Brief » A faithful, complete copy of the entries is the sole expected answer.

Dataset excerpts »
Start of Block

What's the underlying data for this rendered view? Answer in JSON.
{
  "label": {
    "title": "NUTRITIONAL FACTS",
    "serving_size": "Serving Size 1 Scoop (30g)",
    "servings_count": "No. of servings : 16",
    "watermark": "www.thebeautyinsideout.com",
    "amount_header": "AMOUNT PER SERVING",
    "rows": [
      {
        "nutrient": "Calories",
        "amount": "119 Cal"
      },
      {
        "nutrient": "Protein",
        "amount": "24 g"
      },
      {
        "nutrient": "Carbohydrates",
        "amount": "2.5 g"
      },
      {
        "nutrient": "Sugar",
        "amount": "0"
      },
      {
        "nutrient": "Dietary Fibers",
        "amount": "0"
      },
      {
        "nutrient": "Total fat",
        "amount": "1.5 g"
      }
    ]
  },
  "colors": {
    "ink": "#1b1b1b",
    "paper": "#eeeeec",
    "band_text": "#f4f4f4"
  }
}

End of Block

Task output »
What's the underlying data for this rendered view? Answer in JSON.
{
  "label": {
    "title": "NUTRITIONAL FACTS",
    "serving_size": "Serving Size 1 Scoop (30g)",
    "servings_count": "No. of servings : 16",
    "watermark": "www.thebeautyinsideout.com",
    "amount_header": "AMOUNT PER SERVING",
    "rows": [
      {
        "nutrient": "Calories",
        "amount": "119 Cal"
      },
      {
        "nutrient": "Protein",
        "amount": "24 g"
      },
      {
        "nutrient": "Carbohydrates",
        "amount": "2.5 g"
      },
      {
        "nutrient": "Sugar",
        "amount": "0"
      },
      {
        "nutrient": "Dietary Fibers",
        "amount": "0"
      },
      {
        "nutrient": "Total fat",
        "amount": "1.5 g"
      }
    ]
  },
  "colors": {
    "ink": "#1b1b1b",
    "paper": "#eeeeec",
    "band_text": "#f4f4f4"
  }
}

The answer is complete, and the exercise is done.